What you need to do: Copy the full set of lines exactly as given.

Given data:
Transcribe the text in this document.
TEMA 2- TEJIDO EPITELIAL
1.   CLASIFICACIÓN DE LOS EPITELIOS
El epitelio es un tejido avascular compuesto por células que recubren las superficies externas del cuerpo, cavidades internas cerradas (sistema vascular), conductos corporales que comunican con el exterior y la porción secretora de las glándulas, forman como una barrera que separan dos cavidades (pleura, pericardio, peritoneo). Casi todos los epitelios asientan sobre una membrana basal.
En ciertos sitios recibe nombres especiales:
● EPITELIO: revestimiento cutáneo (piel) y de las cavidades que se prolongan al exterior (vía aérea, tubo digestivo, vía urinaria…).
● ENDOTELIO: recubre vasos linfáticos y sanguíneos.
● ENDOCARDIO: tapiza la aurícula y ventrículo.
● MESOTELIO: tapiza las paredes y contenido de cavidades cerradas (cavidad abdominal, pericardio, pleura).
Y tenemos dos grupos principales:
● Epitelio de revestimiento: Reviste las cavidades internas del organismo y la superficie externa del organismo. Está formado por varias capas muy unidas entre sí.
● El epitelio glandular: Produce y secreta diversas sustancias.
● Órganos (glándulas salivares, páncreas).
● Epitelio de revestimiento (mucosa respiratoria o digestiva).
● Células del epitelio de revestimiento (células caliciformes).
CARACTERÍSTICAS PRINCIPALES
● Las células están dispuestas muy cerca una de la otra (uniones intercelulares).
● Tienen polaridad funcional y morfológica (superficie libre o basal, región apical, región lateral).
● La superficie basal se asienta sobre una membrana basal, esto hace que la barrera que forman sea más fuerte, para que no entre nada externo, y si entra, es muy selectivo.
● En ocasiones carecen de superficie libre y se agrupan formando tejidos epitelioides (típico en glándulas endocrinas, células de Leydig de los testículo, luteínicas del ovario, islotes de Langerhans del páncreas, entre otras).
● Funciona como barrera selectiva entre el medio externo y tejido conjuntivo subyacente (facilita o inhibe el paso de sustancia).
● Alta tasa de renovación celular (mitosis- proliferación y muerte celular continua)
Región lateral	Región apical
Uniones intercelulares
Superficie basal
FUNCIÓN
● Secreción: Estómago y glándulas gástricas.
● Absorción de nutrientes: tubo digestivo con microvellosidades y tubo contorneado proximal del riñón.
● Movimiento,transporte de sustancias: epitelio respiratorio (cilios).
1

Result below:
Transcribe the text in this document.
TEMA 2- TEJIDO EPITELIAL
1.   CLASIFICACIÓN DE LOS EPITELIOS
El epitelio es un tejido avascular compuesto por células que recubren las superficies externas del cuerpo, cavidades internas cerradas (sistema vascular), conductos corporales que comunican con el exterior y la porción secretora de las glándulas, forman como una barrera que separan dos cavidades (pleura, pericardio, peritoneo). Casi todos los epitelios asientan sobre una membrana basal.
En ciertos sitios recibe nombres especiales:
● EPITELIO: revestimiento cutáneo (piel) y de las cavidades que se prolongan al exterior (vía aérea, tubo digestivo, vía urinaria…).
● ENDOTELIO: recubre vasos linfáticos y sanguíneos.
● ENDOCARDIO: tapiza la aurícula y ventrículo.
● MESOTELIO: tapiza las paredes y contenido de cavidades cerradas (cavidad abdominal, pericardio, pleura).
Y tenemos dos grupos principales:
● Epitelio de revestimiento: Reviste las cavidades internas del organismo y la superficie externa del organismo. Está formado por varias capas muy unidas entre sí.
● El epitelio glandular: Produce y secreta diversas sustancias.
● Órganos (glándulas salivares, páncreas).
● Epitelio de revestimiento (mucosa respiratoria o digestiva).
● Células del epitelio de revestimiento (células caliciformes).
CARACTERÍSTICAS PRINCIPALES
● Las células están dispuestas muy cerca una de la otra (uniones intercelulares).
● Tienen polaridad funcional y morfológica (superficie libre o basal, región apical, región lateral).
● La superficie basal se asienta sobre una membrana basal, esto hace que la barrera que forman sea más fuerte, para que no entre nada externo, y si entra, es muy selectivo.
● En ocasiones carecen de superficie libre y se agrupan formando tejidos epitelioides (típico en glándulas endocrinas, células de Leydig de los testículo, luteínicas del ovario, islotes de Langerhans del páncreas, entre otras).
● Funciona como barrera selectiva entre el medio externo y tejido conjuntivo subyacente (facilita o inhibe el paso de sustancia).
● Alta tasa de renovación celular (mitosis- proliferación y muerte celular continua)
Región lateral	Región apical
Uniones intercelulares
Superficie basal
FUNCIÓN
● Secreción: Estómago y glándulas gástricas.
● Absorción de nutrientes: tubo digestivo con microvellosidades y tubo contorneado proximal del riñón.
● Movimiento,transporte de sustancias: epitelio respiratorio (cilios).
1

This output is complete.